▶ **EXERCISE DIRECTIONS**
Copy out, from the entries below, each line that holds the string "title".

++++++++++

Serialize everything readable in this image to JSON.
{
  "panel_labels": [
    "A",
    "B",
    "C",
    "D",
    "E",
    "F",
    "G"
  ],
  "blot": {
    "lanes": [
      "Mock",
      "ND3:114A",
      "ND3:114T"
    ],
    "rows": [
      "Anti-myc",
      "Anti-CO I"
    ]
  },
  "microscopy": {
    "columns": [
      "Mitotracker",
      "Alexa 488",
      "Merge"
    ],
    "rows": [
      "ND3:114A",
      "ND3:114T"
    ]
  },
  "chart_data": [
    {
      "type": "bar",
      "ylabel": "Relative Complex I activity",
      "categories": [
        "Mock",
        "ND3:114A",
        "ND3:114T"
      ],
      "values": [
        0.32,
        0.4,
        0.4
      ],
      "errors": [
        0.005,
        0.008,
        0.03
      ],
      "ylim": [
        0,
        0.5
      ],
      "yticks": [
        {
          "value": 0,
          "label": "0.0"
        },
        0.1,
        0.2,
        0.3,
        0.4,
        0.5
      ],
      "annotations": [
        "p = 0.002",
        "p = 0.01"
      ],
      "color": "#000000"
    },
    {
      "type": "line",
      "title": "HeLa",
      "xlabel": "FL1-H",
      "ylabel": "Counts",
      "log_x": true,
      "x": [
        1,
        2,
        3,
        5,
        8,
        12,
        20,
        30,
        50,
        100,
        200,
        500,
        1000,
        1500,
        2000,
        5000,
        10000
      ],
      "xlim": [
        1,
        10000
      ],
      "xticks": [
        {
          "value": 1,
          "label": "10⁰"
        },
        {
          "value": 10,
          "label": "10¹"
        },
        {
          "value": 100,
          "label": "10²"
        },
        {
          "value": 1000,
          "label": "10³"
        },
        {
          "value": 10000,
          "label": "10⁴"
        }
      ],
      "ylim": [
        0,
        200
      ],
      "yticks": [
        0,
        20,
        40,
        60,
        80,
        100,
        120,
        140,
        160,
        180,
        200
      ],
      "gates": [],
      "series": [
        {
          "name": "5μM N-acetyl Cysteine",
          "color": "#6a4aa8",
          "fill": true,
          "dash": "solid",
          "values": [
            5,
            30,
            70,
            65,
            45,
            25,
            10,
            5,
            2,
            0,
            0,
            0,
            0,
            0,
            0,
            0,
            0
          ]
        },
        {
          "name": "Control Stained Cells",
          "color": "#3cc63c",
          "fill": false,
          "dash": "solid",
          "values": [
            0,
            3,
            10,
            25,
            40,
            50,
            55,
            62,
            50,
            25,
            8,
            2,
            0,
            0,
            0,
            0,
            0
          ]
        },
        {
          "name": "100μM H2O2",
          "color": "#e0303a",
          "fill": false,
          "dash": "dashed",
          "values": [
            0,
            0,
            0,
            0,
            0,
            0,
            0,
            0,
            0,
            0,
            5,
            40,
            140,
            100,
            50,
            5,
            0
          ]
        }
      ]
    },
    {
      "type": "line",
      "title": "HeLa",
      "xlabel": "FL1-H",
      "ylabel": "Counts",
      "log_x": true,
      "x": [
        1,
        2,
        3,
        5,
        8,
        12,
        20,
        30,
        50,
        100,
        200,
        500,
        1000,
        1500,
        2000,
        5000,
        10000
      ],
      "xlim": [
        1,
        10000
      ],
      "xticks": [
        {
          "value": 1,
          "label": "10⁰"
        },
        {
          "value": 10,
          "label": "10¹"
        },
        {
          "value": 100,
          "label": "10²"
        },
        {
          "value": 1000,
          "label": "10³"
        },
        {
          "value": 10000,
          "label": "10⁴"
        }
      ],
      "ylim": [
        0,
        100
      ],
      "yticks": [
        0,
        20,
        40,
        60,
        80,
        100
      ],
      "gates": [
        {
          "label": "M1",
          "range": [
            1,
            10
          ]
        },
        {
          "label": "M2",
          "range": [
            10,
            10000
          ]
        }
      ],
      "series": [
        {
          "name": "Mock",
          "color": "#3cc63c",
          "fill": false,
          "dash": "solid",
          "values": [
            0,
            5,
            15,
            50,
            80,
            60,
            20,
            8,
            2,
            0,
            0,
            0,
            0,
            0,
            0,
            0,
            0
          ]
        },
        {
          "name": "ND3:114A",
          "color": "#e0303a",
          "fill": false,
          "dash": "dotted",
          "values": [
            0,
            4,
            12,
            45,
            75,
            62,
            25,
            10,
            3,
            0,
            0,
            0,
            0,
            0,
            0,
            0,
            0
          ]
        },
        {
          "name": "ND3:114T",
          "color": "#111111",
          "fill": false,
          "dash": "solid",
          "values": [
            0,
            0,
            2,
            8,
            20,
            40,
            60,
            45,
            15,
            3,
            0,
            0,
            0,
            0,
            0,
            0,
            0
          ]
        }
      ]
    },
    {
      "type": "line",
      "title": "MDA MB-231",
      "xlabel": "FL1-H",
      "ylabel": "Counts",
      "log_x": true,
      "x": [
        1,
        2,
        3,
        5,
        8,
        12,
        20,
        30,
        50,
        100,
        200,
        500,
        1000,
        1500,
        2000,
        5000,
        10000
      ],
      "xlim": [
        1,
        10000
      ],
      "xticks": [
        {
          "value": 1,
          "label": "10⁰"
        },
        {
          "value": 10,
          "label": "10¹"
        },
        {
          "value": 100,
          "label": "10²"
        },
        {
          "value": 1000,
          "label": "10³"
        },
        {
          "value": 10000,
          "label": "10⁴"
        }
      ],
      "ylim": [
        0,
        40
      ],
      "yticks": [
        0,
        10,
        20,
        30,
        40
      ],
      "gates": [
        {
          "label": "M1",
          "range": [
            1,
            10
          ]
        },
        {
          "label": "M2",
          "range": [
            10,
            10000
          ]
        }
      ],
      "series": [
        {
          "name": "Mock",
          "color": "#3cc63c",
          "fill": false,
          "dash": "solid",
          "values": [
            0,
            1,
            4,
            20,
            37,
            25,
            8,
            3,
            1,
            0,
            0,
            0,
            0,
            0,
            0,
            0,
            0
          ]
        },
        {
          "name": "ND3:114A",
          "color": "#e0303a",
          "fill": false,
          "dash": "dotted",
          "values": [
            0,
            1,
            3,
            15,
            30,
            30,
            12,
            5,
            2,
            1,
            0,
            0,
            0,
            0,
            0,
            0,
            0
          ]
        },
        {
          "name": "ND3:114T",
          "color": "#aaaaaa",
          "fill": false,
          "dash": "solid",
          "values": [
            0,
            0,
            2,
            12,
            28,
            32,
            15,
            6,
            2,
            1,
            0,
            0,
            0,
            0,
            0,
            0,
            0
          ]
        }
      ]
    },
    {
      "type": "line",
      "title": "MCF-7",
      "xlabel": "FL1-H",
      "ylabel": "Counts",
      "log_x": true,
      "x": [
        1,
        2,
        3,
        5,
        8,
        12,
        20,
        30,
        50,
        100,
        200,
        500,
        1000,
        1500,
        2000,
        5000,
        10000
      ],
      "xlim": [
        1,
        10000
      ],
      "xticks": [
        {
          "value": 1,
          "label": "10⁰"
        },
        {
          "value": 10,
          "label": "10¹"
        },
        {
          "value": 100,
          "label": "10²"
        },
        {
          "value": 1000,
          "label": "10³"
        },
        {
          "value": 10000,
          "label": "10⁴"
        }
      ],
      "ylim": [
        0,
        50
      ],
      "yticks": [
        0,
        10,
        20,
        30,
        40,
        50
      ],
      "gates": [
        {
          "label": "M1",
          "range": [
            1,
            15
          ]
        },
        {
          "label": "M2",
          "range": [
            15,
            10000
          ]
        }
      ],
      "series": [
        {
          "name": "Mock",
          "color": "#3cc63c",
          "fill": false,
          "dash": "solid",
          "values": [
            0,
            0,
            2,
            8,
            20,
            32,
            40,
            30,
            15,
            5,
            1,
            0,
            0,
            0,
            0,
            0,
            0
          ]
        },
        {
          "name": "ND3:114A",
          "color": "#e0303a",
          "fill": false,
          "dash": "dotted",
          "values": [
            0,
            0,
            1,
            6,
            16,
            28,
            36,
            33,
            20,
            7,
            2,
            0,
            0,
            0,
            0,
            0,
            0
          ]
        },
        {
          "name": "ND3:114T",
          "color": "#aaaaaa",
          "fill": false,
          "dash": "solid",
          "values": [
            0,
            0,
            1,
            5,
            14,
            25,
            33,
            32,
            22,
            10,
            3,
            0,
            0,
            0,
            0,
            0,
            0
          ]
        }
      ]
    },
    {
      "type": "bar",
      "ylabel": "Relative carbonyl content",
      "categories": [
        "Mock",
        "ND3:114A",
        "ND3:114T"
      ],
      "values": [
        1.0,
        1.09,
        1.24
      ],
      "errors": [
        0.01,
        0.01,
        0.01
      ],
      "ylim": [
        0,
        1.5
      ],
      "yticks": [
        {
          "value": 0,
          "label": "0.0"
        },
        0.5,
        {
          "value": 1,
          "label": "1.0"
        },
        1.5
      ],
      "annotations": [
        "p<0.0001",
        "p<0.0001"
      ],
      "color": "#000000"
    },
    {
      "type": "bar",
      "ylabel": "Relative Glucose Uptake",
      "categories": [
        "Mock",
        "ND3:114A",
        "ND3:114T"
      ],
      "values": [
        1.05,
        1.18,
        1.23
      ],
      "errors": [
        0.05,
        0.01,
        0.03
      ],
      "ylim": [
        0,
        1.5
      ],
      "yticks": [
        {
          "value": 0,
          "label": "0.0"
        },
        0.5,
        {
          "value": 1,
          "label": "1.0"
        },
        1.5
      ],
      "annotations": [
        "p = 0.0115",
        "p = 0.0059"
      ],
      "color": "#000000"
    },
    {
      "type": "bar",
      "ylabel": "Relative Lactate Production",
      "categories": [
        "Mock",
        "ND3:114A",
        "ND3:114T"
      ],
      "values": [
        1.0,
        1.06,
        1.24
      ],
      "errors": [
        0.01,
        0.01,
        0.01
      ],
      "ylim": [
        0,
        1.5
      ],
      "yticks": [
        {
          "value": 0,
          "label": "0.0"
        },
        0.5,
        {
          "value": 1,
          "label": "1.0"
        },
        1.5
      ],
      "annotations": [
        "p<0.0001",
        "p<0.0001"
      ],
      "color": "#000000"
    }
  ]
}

++++++++++

▶ **ANSWER SPACE**
      "title": "HeLa",
      "title": "HeLa",
      "title": "MDA MB-231",
      "title": "MCF-7",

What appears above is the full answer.